Given exercise 1. In the listing, substitute "bounding box" for "bbox" in the part that opens with its first line and closes with the line containing "node-a1-replace-defective-cd[interactable]: Replace defective". Give those lines back with everything else unchanged.

Document section.
* START *

[Quixote-users] Work-around for Unicode in PTL

Work-around for Unicode in PTL
2004-07-31
Graham Fawcett
2004-07-31
Skip Montanaro
2004-08-01
Maas-Maarten Zeeman
Re: Work-around for Unicode in PTL
2004-08-01
Graham Fawcett
Work-around for Unicode in PTL
Graham Fawcett
2004-07-31
For the first time, I have a Quixote application that requires
internationalization/localization. I wanted to share some notes about
my experiences with Unicode and PTL, and the patches I'm using to make
it work.

In the application code, the interface is expressed in English. Our
first translation is from English to French, but I need to allow for
possible translations into other, non-European languages.

(As an aside: I've also written a simple gettext() substitute to
facilitate my translations. Its translation function returns Unicode
instances. For example:

     >>> import xlate
     >>> xlate.set_locale('fr')
     >>> u = _('Next Answer')
     >>> u
     u'Prochaine R\xe9ponse'

I use the translation function throughout my app, primarily in PTL
modules. The key point is that it returns Unicode instances.)

* END *

Exercise inputs.
* START *

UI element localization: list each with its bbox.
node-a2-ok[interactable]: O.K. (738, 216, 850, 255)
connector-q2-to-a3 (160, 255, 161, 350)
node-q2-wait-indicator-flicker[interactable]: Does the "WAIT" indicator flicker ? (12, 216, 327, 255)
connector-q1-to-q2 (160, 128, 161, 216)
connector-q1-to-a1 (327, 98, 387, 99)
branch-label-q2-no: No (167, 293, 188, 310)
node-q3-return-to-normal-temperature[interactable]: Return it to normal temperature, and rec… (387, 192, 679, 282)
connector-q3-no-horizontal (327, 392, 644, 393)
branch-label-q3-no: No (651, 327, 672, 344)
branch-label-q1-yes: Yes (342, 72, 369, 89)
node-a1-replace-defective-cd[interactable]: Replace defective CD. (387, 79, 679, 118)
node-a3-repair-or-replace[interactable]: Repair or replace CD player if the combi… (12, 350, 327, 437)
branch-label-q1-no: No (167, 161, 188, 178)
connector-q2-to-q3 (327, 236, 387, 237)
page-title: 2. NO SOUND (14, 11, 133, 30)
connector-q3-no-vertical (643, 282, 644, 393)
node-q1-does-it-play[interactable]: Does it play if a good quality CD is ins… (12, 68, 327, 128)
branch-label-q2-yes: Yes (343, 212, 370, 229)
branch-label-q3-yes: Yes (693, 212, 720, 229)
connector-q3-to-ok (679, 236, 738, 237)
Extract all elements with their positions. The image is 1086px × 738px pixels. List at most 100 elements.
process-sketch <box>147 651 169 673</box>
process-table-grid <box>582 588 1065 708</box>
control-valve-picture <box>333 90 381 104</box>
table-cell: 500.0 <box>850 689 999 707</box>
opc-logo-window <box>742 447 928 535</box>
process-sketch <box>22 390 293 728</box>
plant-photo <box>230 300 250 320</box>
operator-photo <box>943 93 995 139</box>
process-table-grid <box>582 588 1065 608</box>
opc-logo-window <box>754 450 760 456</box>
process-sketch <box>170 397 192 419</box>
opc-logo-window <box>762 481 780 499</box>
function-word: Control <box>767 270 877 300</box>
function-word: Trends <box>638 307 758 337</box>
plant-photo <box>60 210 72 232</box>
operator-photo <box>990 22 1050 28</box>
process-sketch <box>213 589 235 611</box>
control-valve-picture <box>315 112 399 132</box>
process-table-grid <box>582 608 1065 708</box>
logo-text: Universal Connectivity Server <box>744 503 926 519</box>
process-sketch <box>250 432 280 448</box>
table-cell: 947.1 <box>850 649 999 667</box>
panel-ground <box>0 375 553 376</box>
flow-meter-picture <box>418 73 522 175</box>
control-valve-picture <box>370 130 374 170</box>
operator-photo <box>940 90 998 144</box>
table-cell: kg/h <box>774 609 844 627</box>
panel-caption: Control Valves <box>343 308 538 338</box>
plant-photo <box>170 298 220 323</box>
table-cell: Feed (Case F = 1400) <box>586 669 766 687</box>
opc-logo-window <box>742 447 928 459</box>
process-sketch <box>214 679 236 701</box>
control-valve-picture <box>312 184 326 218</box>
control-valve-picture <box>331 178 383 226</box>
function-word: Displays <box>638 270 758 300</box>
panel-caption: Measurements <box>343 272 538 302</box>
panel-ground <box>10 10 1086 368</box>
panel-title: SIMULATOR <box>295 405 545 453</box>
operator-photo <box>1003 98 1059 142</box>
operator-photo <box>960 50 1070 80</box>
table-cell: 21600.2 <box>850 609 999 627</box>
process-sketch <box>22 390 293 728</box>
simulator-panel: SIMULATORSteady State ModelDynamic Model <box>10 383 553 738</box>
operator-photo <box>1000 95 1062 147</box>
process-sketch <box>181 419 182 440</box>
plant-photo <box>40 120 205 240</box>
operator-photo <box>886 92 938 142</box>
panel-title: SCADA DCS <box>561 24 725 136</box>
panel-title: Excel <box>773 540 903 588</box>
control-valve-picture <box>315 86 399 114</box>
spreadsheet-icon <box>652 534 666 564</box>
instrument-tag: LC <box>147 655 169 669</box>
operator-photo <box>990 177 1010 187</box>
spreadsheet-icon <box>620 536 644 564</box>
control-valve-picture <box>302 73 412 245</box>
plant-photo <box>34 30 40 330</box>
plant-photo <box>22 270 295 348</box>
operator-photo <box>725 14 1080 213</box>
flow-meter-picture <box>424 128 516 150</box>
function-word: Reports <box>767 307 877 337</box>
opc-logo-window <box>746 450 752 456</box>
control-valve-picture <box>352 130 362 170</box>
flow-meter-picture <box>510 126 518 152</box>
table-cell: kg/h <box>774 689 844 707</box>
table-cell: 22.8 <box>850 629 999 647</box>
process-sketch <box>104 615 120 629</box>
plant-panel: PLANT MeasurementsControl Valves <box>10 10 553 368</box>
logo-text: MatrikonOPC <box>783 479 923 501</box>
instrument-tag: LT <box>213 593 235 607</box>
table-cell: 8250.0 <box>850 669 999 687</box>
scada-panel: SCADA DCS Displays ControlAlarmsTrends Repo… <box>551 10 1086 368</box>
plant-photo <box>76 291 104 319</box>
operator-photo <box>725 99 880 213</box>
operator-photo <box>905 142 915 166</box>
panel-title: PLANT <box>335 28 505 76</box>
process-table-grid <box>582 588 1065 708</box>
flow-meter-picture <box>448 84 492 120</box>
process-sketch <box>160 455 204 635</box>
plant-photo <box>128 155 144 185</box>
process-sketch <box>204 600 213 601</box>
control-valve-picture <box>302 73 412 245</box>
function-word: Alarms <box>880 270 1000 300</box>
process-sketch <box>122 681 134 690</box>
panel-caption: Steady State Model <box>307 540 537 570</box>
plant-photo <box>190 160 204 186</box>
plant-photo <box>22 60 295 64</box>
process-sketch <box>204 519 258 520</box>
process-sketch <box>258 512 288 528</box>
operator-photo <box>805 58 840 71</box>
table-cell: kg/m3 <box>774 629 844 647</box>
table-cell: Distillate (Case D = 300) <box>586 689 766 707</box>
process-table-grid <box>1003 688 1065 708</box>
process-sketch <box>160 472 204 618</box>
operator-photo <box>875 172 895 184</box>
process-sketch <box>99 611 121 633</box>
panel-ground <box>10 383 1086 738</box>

* END *

Given exercise 2. Reproduce word for word the part of the Unicode-in-PTL thread that opens with the words containing "In the application" and closes with "u = _('Next Answer')".

Full solution 1.
UI element localization: list each with its bounding box.
node-a2-ok[interactable]: O.K. (738, 216, 850, 255)
connector-q2-to-a3 (160, 255, 161, 350)
node-q2-wait-indicator-flicker[interactable]: Does the "WAIT" indicator flicker ? (12, 216, 327, 255)
connector-q1-to-q2 (160, 128, 161, 216)
connector-q1-to-a1 (327, 98, 387, 99)
branch-label-q2-no: No (167, 293, 188, 310)
node-q3-return-to-normal-temperature[interactable]: Return it to normal temperature, and rec… (387, 192, 679, 282)
connector-q3-no-horizontal (327, 392, 644, 393)
branch-label-q3-no: No (651, 327, 672, 344)
branch-label-q1-yes: Yes (342, 72, 369, 89)
node-a1-replace-defective-cd[interactable]: Replace defective CD. (387, 79, 679, 118)

Full solution 2.
In the application code, the interface is expressed in English. Our
first translation is from English to French, but I need to allow for
possible translations into other, non-European languages.

(As an aside: I've also written a simple gettext() substitute to
facilitate my translations. Its translation function returns Unicode
instances. For example:

     >>> import xlate
     >>> xlate.set_locale('fr')
     >>> u = _('Next Answer')